■ Exercise brief ■
Find how many lines in the data below include the word "Larson", then write only that number.

(Data tied to figure images)
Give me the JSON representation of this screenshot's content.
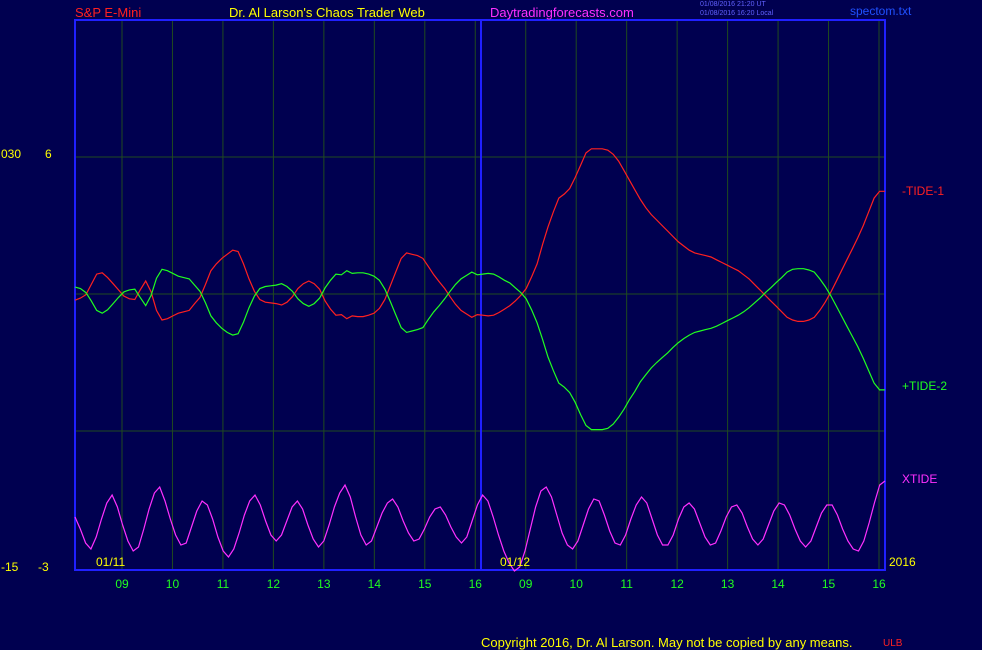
{
  "header": {
    "instrument": "S&P E-Mini",
    "author": "Dr. Al Larson's Chaos Trader Web",
    "site": "Daytradingforecasts.com",
    "stamp_line1": "01/08/2016 21:20 UT",
    "stamp_line2": "01/08/2016 16:20 Local",
    "file": "spectom.txt"
  },
  "footer": {
    "copyright": "Copyright 2016, Dr. Al Larson. May not be copied by any means.",
    "mark": "ULB"
  },
  "colors": {
    "background": "#000050",
    "frame": "#2020ff",
    "grid": "#1f4a1f",
    "tide1": "#ff2020",
    "tide2": "#20ff20",
    "xtide": "#ff30ff",
    "axis_text": "#ffff00",
    "tick_text": "#20ff20"
  },
  "chart_data": {
    "type": "line",
    "x_ticks": [
      "09",
      "10",
      "11",
      "12",
      "13",
      "14",
      "15",
      "16",
      "09",
      "10",
      "11",
      "12",
      "13",
      "14",
      "15",
      "16"
    ],
    "date_labels": [
      "01/11",
      "01/12"
    ],
    "year_label": "2016",
    "y_left_outer": {
      "top": "030",
      "bottom": "-15"
    },
    "y_left_inner": {
      "top": "6",
      "bottom": "-3"
    },
    "series": [
      {
        "name": "-TIDE-1",
        "color": "#ff2020",
        "values": [
          -0.45,
          -0.3,
          -0.05,
          0.7,
          1.45,
          1.55,
          1.2,
          0.75,
          0.3,
          -0.15,
          -0.35,
          -0.4,
          0.3,
          0.95,
          0.15,
          -1.2,
          -1.9,
          -1.8,
          -1.6,
          -1.4,
          -1.3,
          -1.2,
          -0.7,
          -0.25,
          0.7,
          1.7,
          2.2,
          2.6,
          2.9,
          3.2,
          3.1,
          2.2,
          1.1,
          0.2,
          -0.4,
          -0.6,
          -0.65,
          -0.7,
          -0.8,
          -0.6,
          -0.2,
          0.4,
          0.75,
          0.95,
          0.75,
          0.35,
          -0.5,
          -1.1,
          -1.55,
          -1.5,
          -1.8,
          -1.6,
          -1.65,
          -1.65,
          -1.55,
          -1.4,
          -1.05,
          -0.4,
          0.6,
          1.6,
          2.6,
          3.0,
          2.9,
          2.8,
          2.6,
          2.0,
          1.4,
          0.9,
          0.4,
          -0.2,
          -0.75,
          -1.2,
          -1.45,
          -1.7,
          -1.5,
          -1.55,
          -1.6,
          -1.55,
          -1.35,
          -1.1,
          -0.85,
          -0.5,
          -0.1,
          0.4,
          1.25,
          2.2,
          3.6,
          4.9,
          6.0,
          7.0,
          7.3,
          7.7,
          8.5,
          9.4,
          10.3,
          10.6,
          10.6,
          10.6,
          10.5,
          10.2,
          9.7,
          9.0,
          8.3,
          7.6,
          6.9,
          6.3,
          5.8,
          5.4,
          5.0,
          4.6,
          4.2,
          3.8,
          3.5,
          3.2,
          3.0,
          2.9,
          2.8,
          2.7,
          2.5,
          2.3,
          2.1,
          1.9,
          1.7,
          1.4,
          1.1,
          0.7,
          0.3,
          -0.1,
          -0.5,
          -0.9,
          -1.3,
          -1.7,
          -1.9,
          -2.0,
          -2.0,
          -1.9,
          -1.7,
          -1.2,
          -0.6,
          0.1,
          0.9,
          1.7,
          2.5,
          3.3,
          4.1,
          5.0,
          6.0,
          7.0,
          7.5,
          7.5
        ]
      },
      {
        "name": "+TIDE-2",
        "color": "#20ff20",
        "values": [
          0.5,
          0.4,
          0.1,
          -0.5,
          -1.2,
          -1.4,
          -1.15,
          -0.7,
          -0.25,
          0.15,
          0.3,
          0.35,
          -0.25,
          -0.85,
          -0.1,
          1.15,
          1.8,
          1.7,
          1.5,
          1.3,
          1.2,
          1.1,
          0.65,
          0.2,
          -0.65,
          -1.6,
          -2.1,
          -2.5,
          -2.8,
          -3.0,
          -2.9,
          -2.05,
          -1.0,
          -0.15,
          0.4,
          0.55,
          0.6,
          0.65,
          0.75,
          0.55,
          0.2,
          -0.35,
          -0.7,
          -0.9,
          -0.7,
          -0.3,
          0.45,
          1.0,
          1.45,
          1.4,
          1.7,
          1.5,
          1.55,
          1.55,
          1.45,
          1.3,
          1.0,
          0.35,
          -0.55,
          -1.5,
          -2.45,
          -2.8,
          -2.7,
          -2.6,
          -2.45,
          -1.85,
          -1.3,
          -0.85,
          -0.35,
          0.2,
          0.7,
          1.1,
          1.35,
          1.6,
          1.4,
          1.45,
          1.5,
          1.45,
          1.25,
          1.0,
          0.8,
          0.45,
          0.1,
          -0.35,
          -1.15,
          -2.1,
          -3.3,
          -4.6,
          -5.6,
          -6.5,
          -6.8,
          -7.2,
          -7.9,
          -8.8,
          -9.6,
          -9.9,
          -9.9,
          -9.9,
          -9.8,
          -9.5,
          -9.0,
          -8.4,
          -7.7,
          -7.1,
          -6.4,
          -5.9,
          -5.4,
          -5.0,
          -4.65,
          -4.3,
          -3.9,
          -3.55,
          -3.25,
          -3.0,
          -2.8,
          -2.7,
          -2.6,
          -2.5,
          -2.35,
          -2.15,
          -1.95,
          -1.75,
          -1.55,
          -1.3,
          -1.0,
          -0.65,
          -0.3,
          0.1,
          0.45,
          0.85,
          1.2,
          1.6,
          1.8,
          1.85,
          1.85,
          1.75,
          1.6,
          1.1,
          0.55,
          -0.1,
          -0.85,
          -1.6,
          -2.35,
          -3.1,
          -3.85,
          -4.7,
          -5.6,
          -6.5,
          -7.0,
          -7.0
        ]
      },
      {
        "name": "XTIDE",
        "color": "#ff30ff",
        "values": [
          0.4,
          -0.2,
          -0.9,
          -1.2,
          -0.6,
          0.3,
          1.1,
          1.5,
          0.9,
          0.0,
          -0.8,
          -1.3,
          -1.1,
          -0.2,
          0.8,
          1.6,
          1.9,
          1.2,
          0.3,
          -0.5,
          -1.0,
          -0.9,
          -0.1,
          0.7,
          1.2,
          1.0,
          0.3,
          -0.6,
          -1.3,
          -1.6,
          -1.2,
          -0.4,
          0.5,
          1.2,
          1.5,
          1.0,
          0.2,
          -0.5,
          -0.8,
          -0.5,
          0.2,
          0.9,
          1.2,
          0.8,
          0.0,
          -0.7,
          -1.1,
          -0.8,
          0.0,
          0.9,
          1.6,
          2.0,
          1.4,
          0.4,
          -0.5,
          -1.0,
          -0.8,
          -0.1,
          0.6,
          1.1,
          1.3,
          0.9,
          0.2,
          -0.4,
          -0.8,
          -0.7,
          -0.2,
          0.4,
          0.8,
          0.9,
          0.5,
          -0.1,
          -0.6,
          -0.9,
          -0.6,
          0.2,
          1.0,
          1.5,
          1.2,
          0.4,
          -0.5,
          -1.3,
          -1.9,
          -2.3,
          -2.1,
          -1.3,
          -0.2,
          0.9,
          1.7,
          1.9,
          1.4,
          0.5,
          -0.4,
          -1.0,
          -1.2,
          -0.8,
          0.0,
          0.8,
          1.3,
          1.2,
          0.5,
          -0.3,
          -0.9,
          -1.0,
          -0.5,
          0.3,
          1.0,
          1.4,
          1.1,
          0.3,
          -0.5,
          -1.0,
          -1.0,
          -0.5,
          0.3,
          0.9,
          1.1,
          0.8,
          0.1,
          -0.6,
          -1.0,
          -0.9,
          -0.3,
          0.4,
          0.9,
          1.0,
          0.6,
          -0.1,
          -0.7,
          -1.0,
          -0.7,
          0.0,
          0.7,
          1.1,
          1.0,
          0.5,
          -0.2,
          -0.8,
          -1.1,
          -0.8,
          -0.1,
          0.6,
          1.0,
          1.0,
          0.5,
          -0.2,
          -0.8,
          -1.2,
          -1.3,
          -0.8,
          0.1,
          1.1,
          2.0,
          2.2
        ]
      }
    ]
  }
}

■ Exercise output ■
2